## DATASET RECORDS

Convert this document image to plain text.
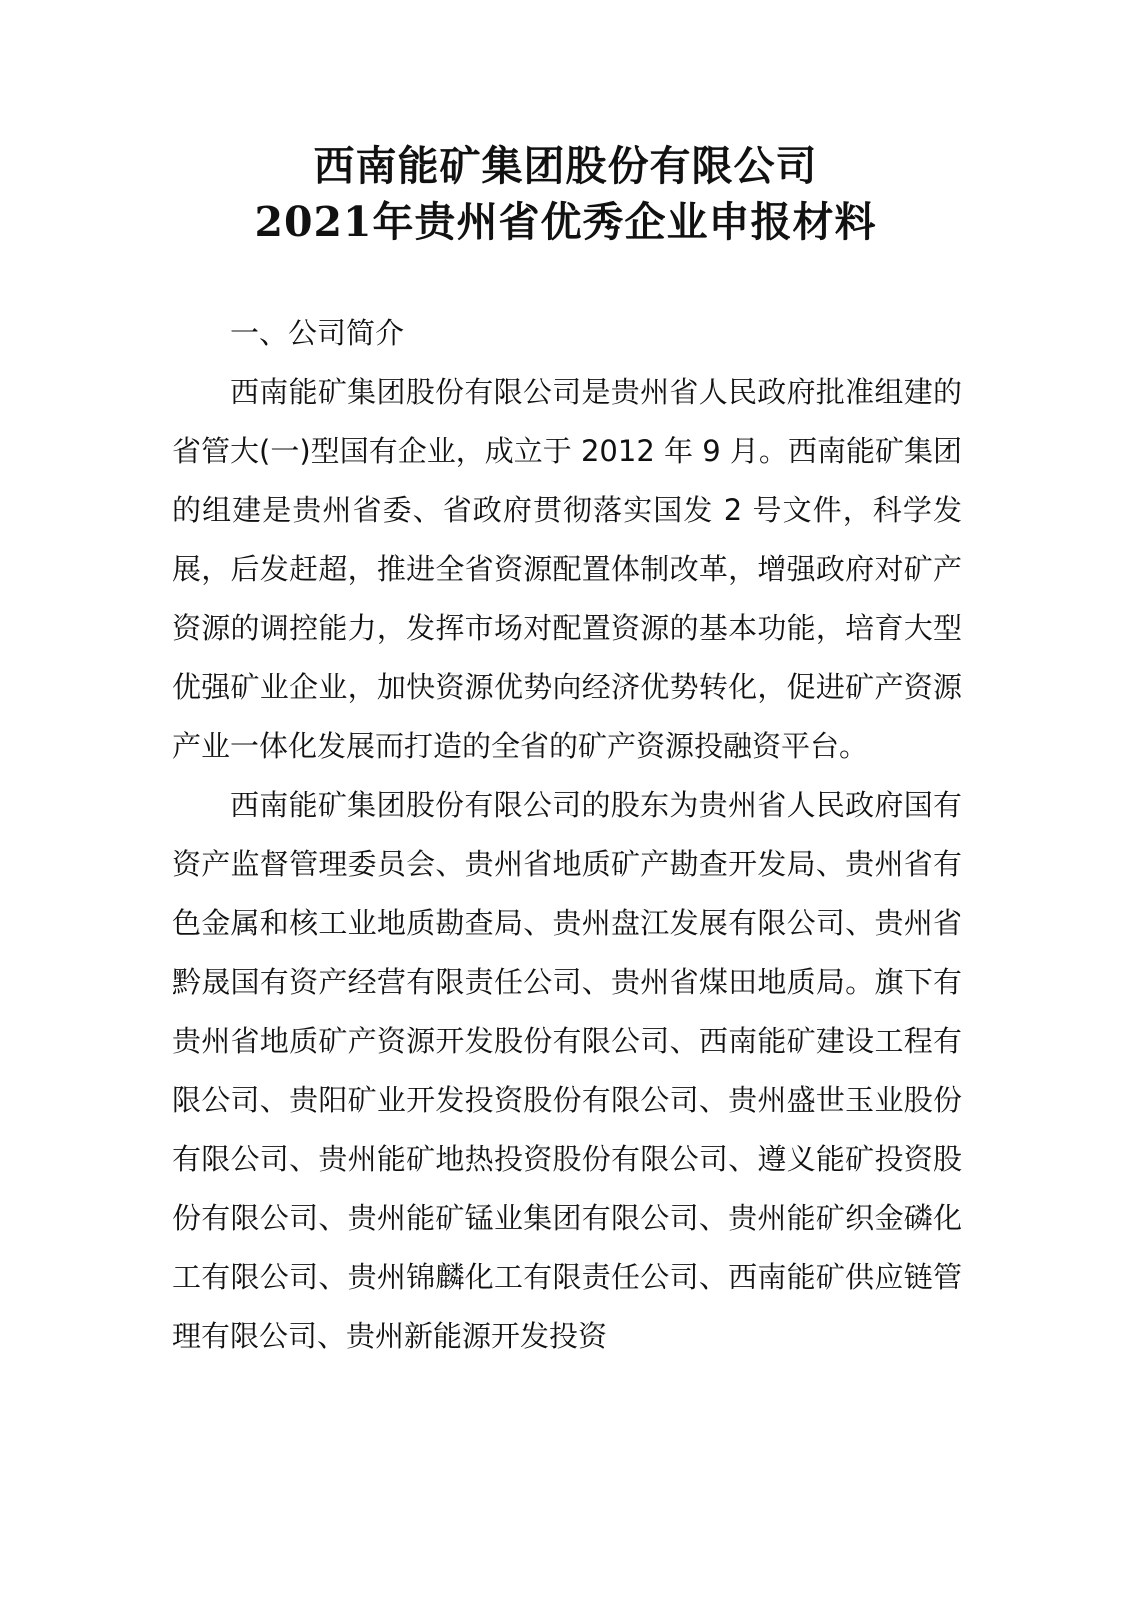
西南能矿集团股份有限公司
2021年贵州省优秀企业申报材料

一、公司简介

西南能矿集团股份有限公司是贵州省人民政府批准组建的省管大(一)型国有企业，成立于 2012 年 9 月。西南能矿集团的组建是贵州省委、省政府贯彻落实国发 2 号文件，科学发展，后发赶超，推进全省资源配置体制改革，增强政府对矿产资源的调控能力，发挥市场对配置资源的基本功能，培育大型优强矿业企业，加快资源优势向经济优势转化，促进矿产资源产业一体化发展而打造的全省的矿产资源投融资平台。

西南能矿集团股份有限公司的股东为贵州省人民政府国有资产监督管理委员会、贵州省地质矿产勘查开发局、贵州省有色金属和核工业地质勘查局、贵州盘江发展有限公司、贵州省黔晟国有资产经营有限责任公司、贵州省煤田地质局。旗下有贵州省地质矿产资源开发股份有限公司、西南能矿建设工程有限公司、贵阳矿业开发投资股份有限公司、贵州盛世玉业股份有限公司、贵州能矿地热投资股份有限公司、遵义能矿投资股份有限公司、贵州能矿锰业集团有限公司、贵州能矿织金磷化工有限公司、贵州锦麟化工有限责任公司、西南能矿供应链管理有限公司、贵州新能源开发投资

## WORK REQUIRED
Without including any picture, retype the entries exactly.

## RESULT
Convert this document image to plain text.
西南能矿集团股份有限公司
2021年贵州省优秀企业申报材料

一、公司简介

西南能矿集团股份有限公司是贵州省人民政府批准组建的省管大(一)型国有企业，成立于 2012 年 9 月。西南能矿集团的组建是贵州省委、省政府贯彻落实国发 2 号文件，科学发展，后发赶超，推进全省资源配置体制改革，增强政府对矿产资源的调控能力，发挥市场对配置资源的基本功能，培育大型优强矿业企业，加快资源优势向经济优势转化，促进矿产资源产业一体化发展而打造的全省的矿产资源投融资平台。

西南能矿集团股份有限公司的股东为贵州省人民政府国有资产监督管理委员会、贵州省地质矿产勘查开发局、贵州省有色金属和核工业地质勘查局、贵州盘江发展有限公司、贵州省黔晟国有资产经营有限责任公司、贵州省煤田地质局。旗下有贵州省地质矿产资源开发股份有限公司、西南能矿建设工程有限公司、贵阳矿业开发投资股份有限公司、贵州盛世玉业股份有限公司、贵州能矿地热投资股份有限公司、遵义能矿投资股份有限公司、贵州能矿锰业集团有限公司、贵州能矿织金磷化工有限公司、贵州锦麟化工有限责任公司、西南能矿供应链管理有限公司、贵州新能源开发投资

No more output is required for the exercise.